◆ **Exercise data**
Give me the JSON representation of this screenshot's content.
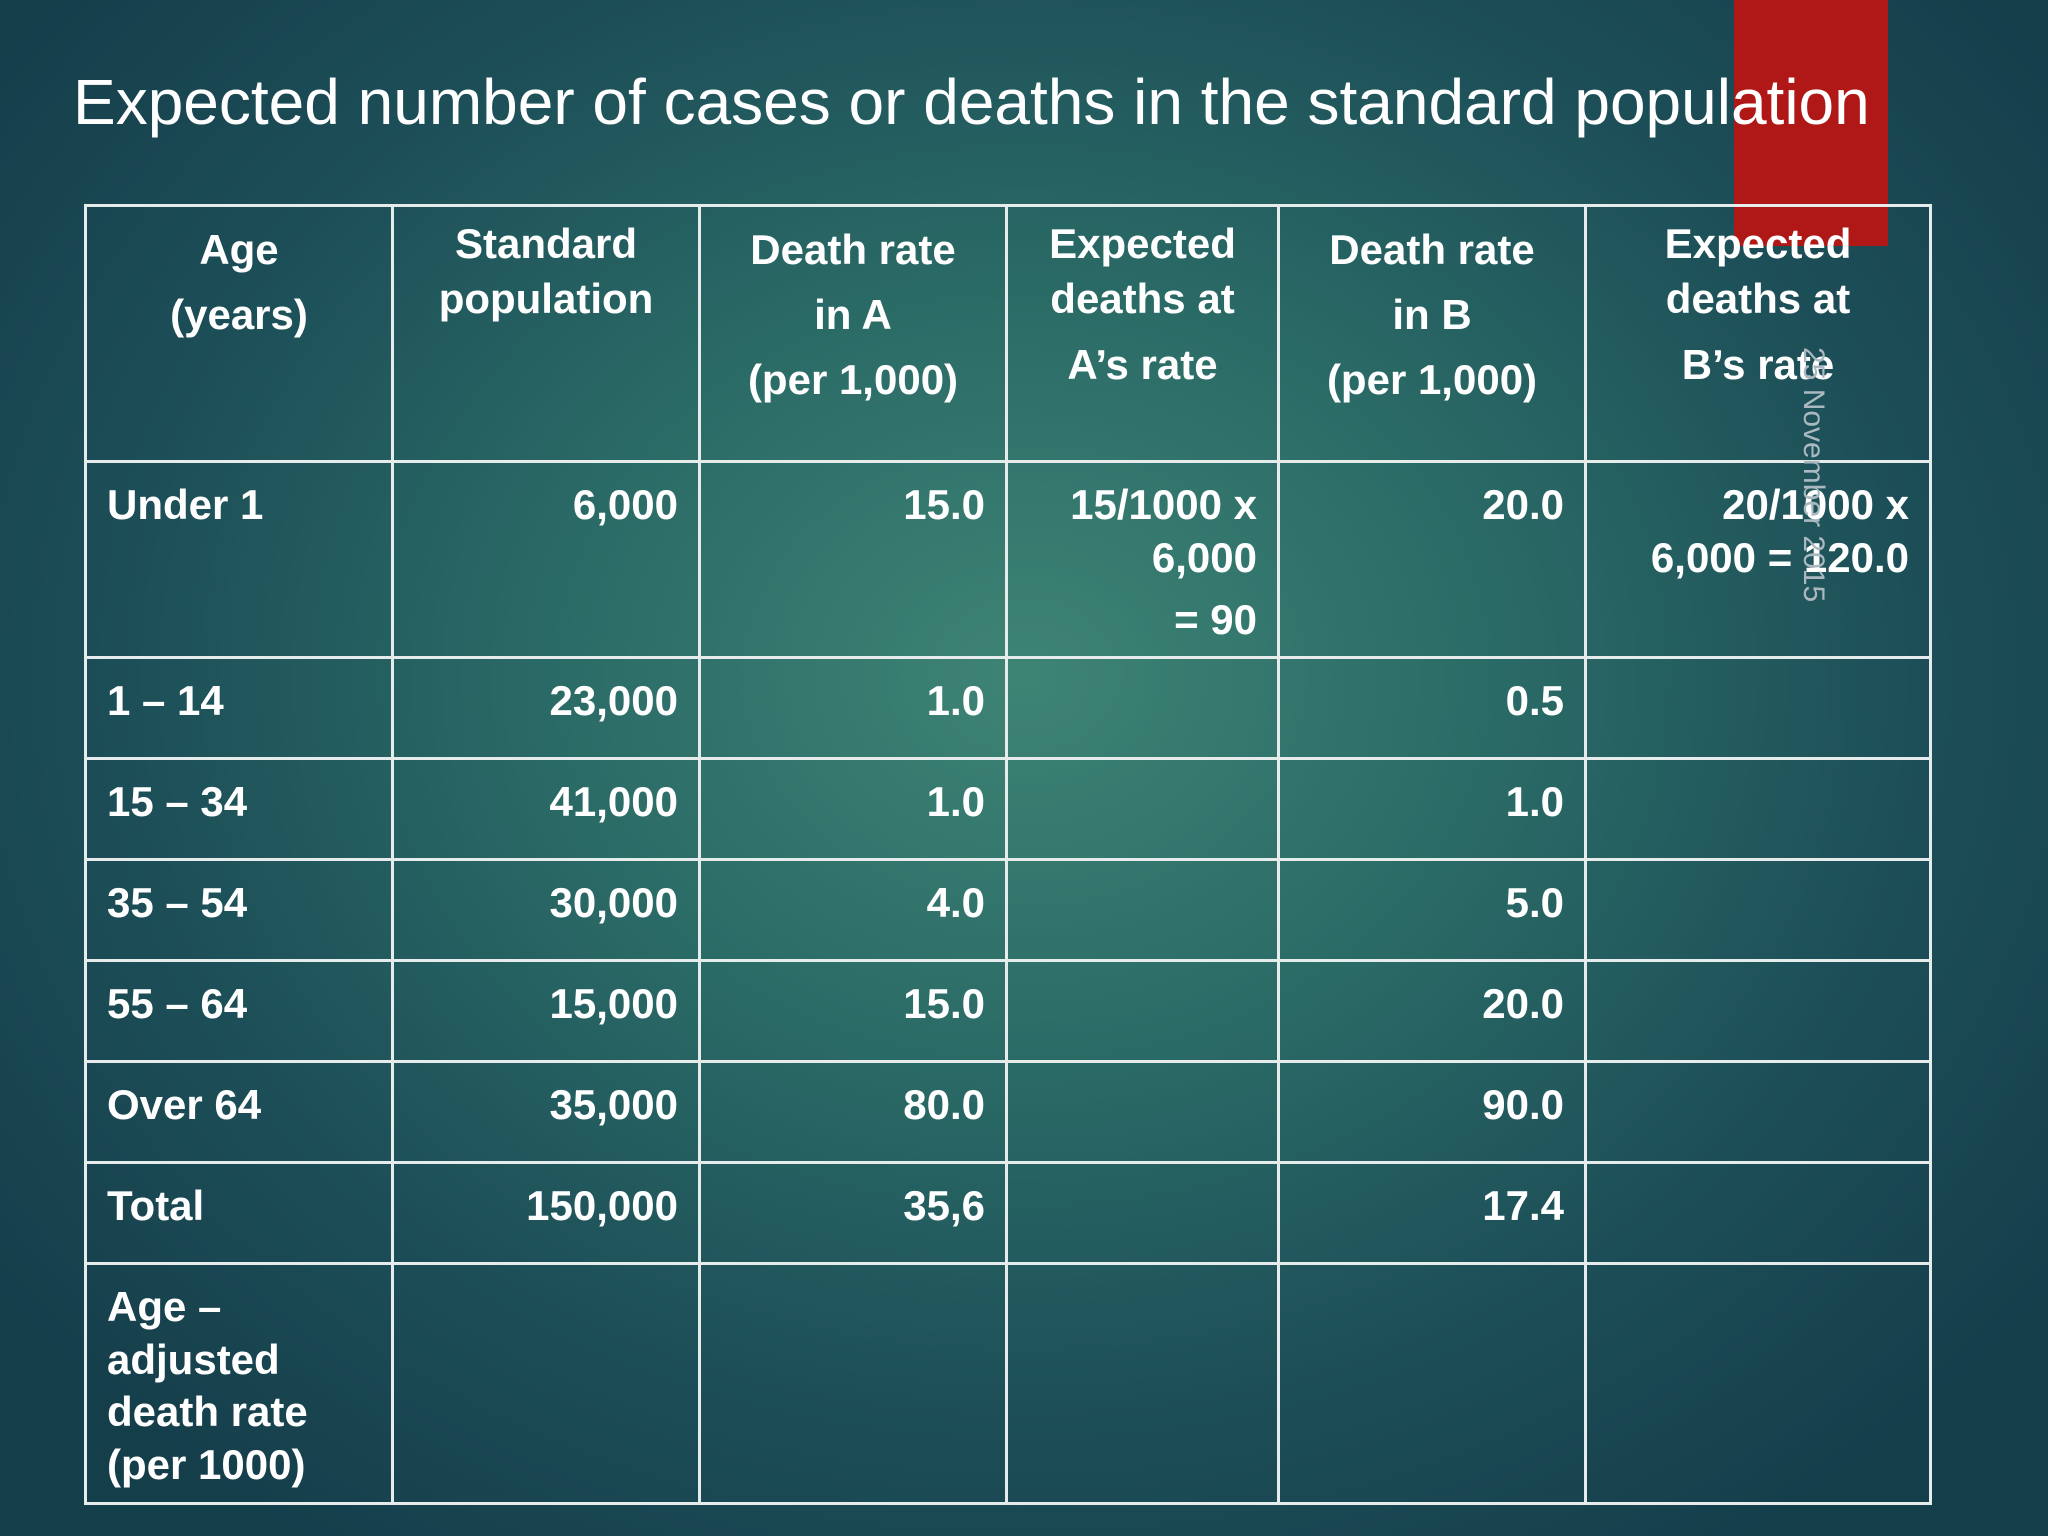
{
  "slide": {
    "title": "Expected number of cases or deaths in the standard population",
    "date_stamp": "25 November 2015"
  },
  "table": {
    "headers": [
      [
        "Age",
        "(years)"
      ],
      [
        "Standard",
        "population"
      ],
      [
        "Death rate",
        "in A",
        "(per 1,000)"
      ],
      [
        "Expected",
        "deaths at",
        "A’s rate"
      ],
      [
        "Death rate",
        "in B",
        "(per 1,000)"
      ],
      [
        "Expected",
        "deaths at",
        "B’s rate"
      ]
    ],
    "rows": [
      {
        "age": "Under 1",
        "population": "6,000",
        "rate_a": "15.0",
        "expected_a": [
          "15/1000 x",
          "6,000",
          "= 90"
        ],
        "rate_b": "20.0",
        "expected_b": [
          "20/1000 x",
          "6,000 = 120.0"
        ]
      },
      {
        "age": "1 – 14",
        "population": "23,000",
        "rate_a": "1.0",
        "expected_a": [],
        "rate_b": "0.5",
        "expected_b": []
      },
      {
        "age": "15 – 34",
        "population": "41,000",
        "rate_a": "1.0",
        "expected_a": [],
        "rate_b": "1.0",
        "expected_b": []
      },
      {
        "age": "35 – 54",
        "population": "30,000",
        "rate_a": "4.0",
        "expected_a": [],
        "rate_b": "5.0",
        "expected_b": []
      },
      {
        "age": "55 – 64",
        "population": "15,000",
        "rate_a": "15.0",
        "expected_a": [],
        "rate_b": "20.0",
        "expected_b": []
      },
      {
        "age": "Over 64",
        "population": "35,000",
        "rate_a": "80.0",
        "expected_a": [],
        "rate_b": "90.0",
        "expected_b": []
      },
      {
        "age": "Total",
        "population": "150,000",
        "rate_a": "35,6",
        "expected_a": [],
        "rate_b": "17.4",
        "expected_b": []
      }
    ],
    "adjusted_row": {
      "label": [
        "Age –",
        "adjusted",
        "death rate",
        "(per 1000)"
      ]
    }
  }
}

◆ **What you have to do**
Collect each line holding the string "population".

◆ **Solved exercise**
    "title": "Expected number of cases or deaths in the standard population",
        "population"
        "population": "6,000",
        "population": "23,000",
        "population": "41,000",
        "population": "30,000",
        "population": "15,000",
        "population": "35,000",
        "population": "150,000",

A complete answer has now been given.